## WHAT YOU ARE ASKED TO DO
Copy, from the entries below, each line where the word "name" can be found.

[Figure collection entries]
──────────

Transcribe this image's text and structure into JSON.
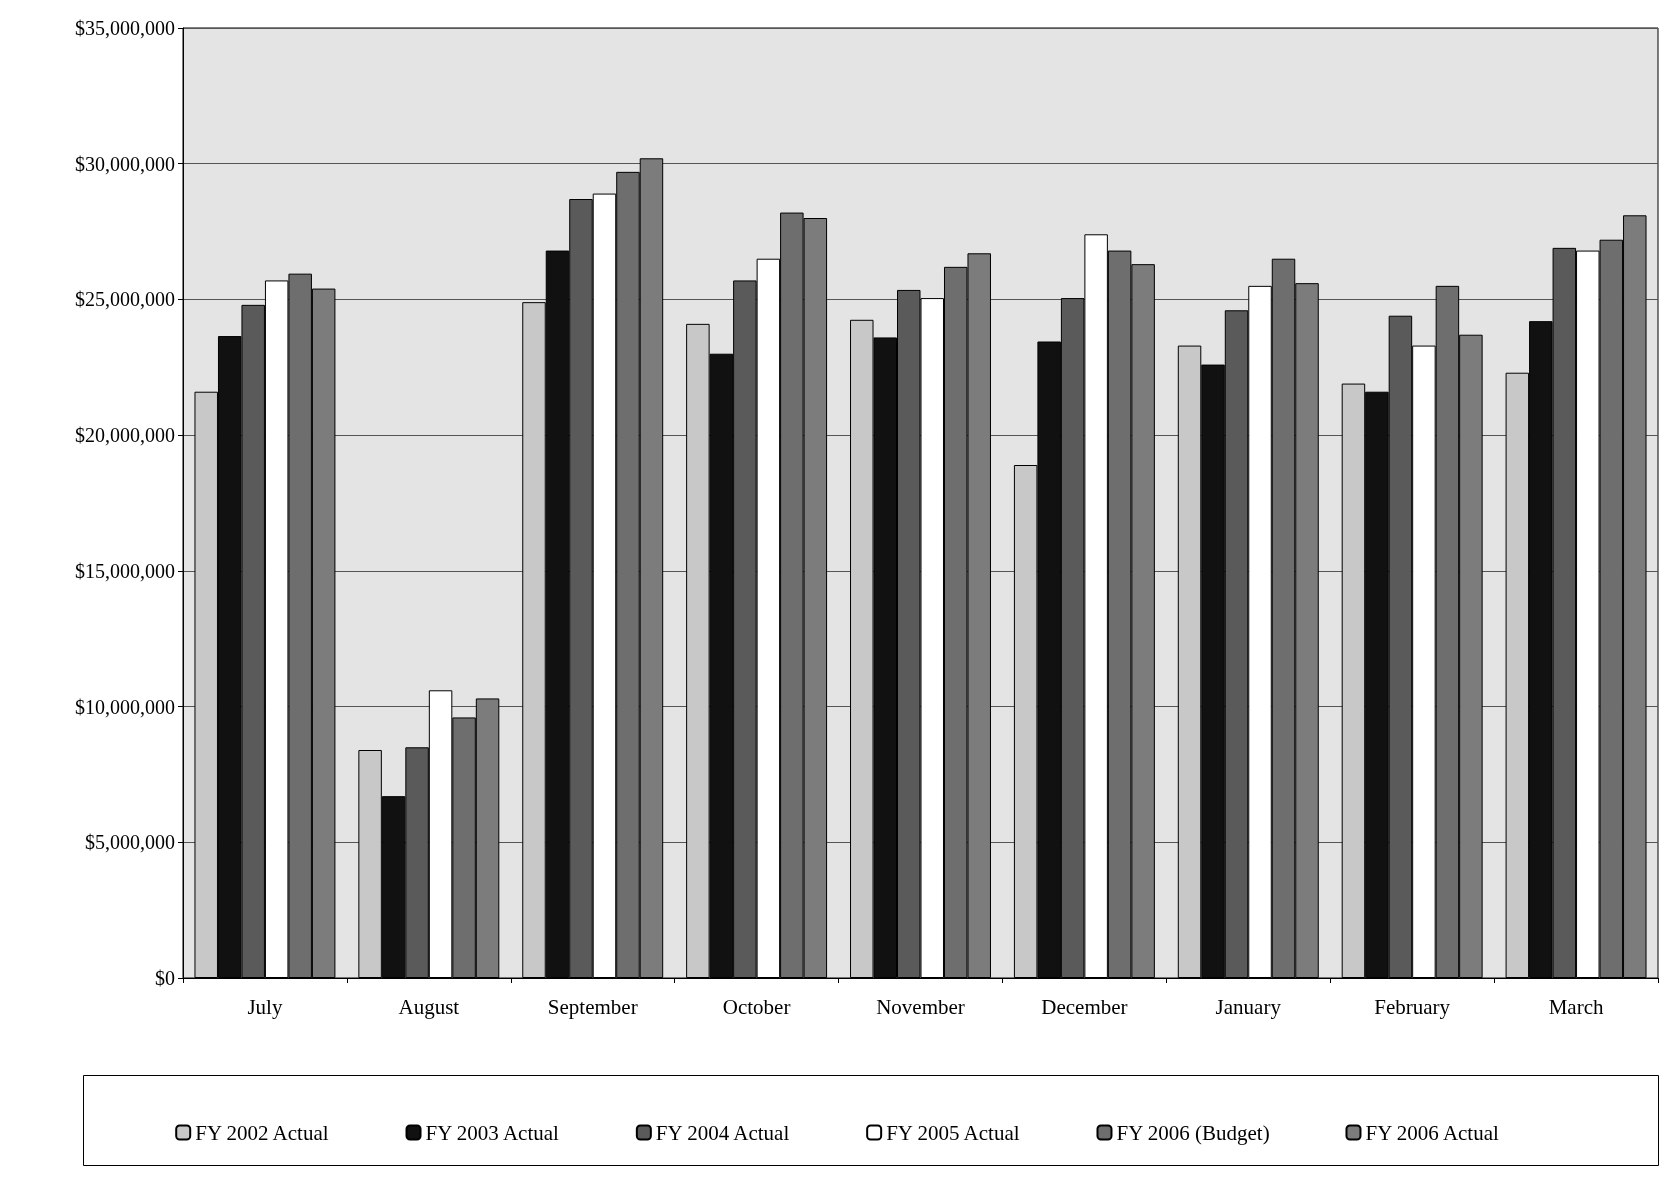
{
  "chart_data": {
    "type": "bar",
    "categories": [
      "July",
      "August",
      "September",
      "October",
      "November",
      "December",
      "January",
      "February",
      "March"
    ],
    "series": [
      {
        "name": "FY 2002 Actual",
        "color": "#c8c8c8",
        "values": [
          21600000,
          8400000,
          24900000,
          24100000,
          24250000,
          18900000,
          23300000,
          21900000,
          22300000
        ]
      },
      {
        "name": "FY 2003 Actual",
        "color": "#111111",
        "values": [
          23650000,
          6700000,
          26800000,
          23000000,
          23600000,
          23450000,
          22600000,
          21600000,
          24200000
        ]
      },
      {
        "name": "FY 2004 Actual",
        "color": "#5a5a5a",
        "values": [
          24800000,
          8500000,
          28700000,
          25700000,
          25350000,
          25050000,
          24600000,
          24400000,
          26900000
        ]
      },
      {
        "name": "FY 2005 Actual",
        "color": "#ffffff",
        "values": [
          25700000,
          10600000,
          28900000,
          26500000,
          25050000,
          27400000,
          25500000,
          23300000,
          26800000
        ]
      },
      {
        "name": "FY 2006 (Budget)",
        "color": "#6e6e6e",
        "values": [
          25950000,
          9600000,
          29700000,
          28200000,
          26200000,
          26800000,
          26500000,
          25500000,
          27200000
        ]
      },
      {
        "name": "FY 2006 Actual",
        "color": "#7c7c7c",
        "values": [
          25400000,
          10300000,
          30200000,
          28000000,
          26700000,
          26300000,
          25600000,
          23700000,
          28100000
        ]
      }
    ],
    "ylim": [
      0,
      35000000
    ],
    "yticks": [
      {
        "value": 0,
        "label": "$0"
      },
      {
        "value": 5000000,
        "label": "$5,000,000"
      },
      {
        "value": 10000000,
        "label": "$10,000,000"
      },
      {
        "value": 15000000,
        "label": "$15,000,000"
      },
      {
        "value": 20000000,
        "label": "$20,000,000"
      },
      {
        "value": 25000000,
        "label": "$25,000,000"
      },
      {
        "value": 30000000,
        "label": "$30,000,000"
      },
      {
        "value": 35000000,
        "label": "$35,000,000"
      }
    ],
    "grid": "y",
    "legend": "bottom"
  }
}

──────────

## WRITTEN SOLUTION
        "name": "FY 2002 Actual",
        "name": "FY 2003 Actual",
        "name": "FY 2004 Actual",
        "name": "FY 2005 Actual",
        "name": "FY 2006 (Budget)",
        "name": "FY 2006 Actual",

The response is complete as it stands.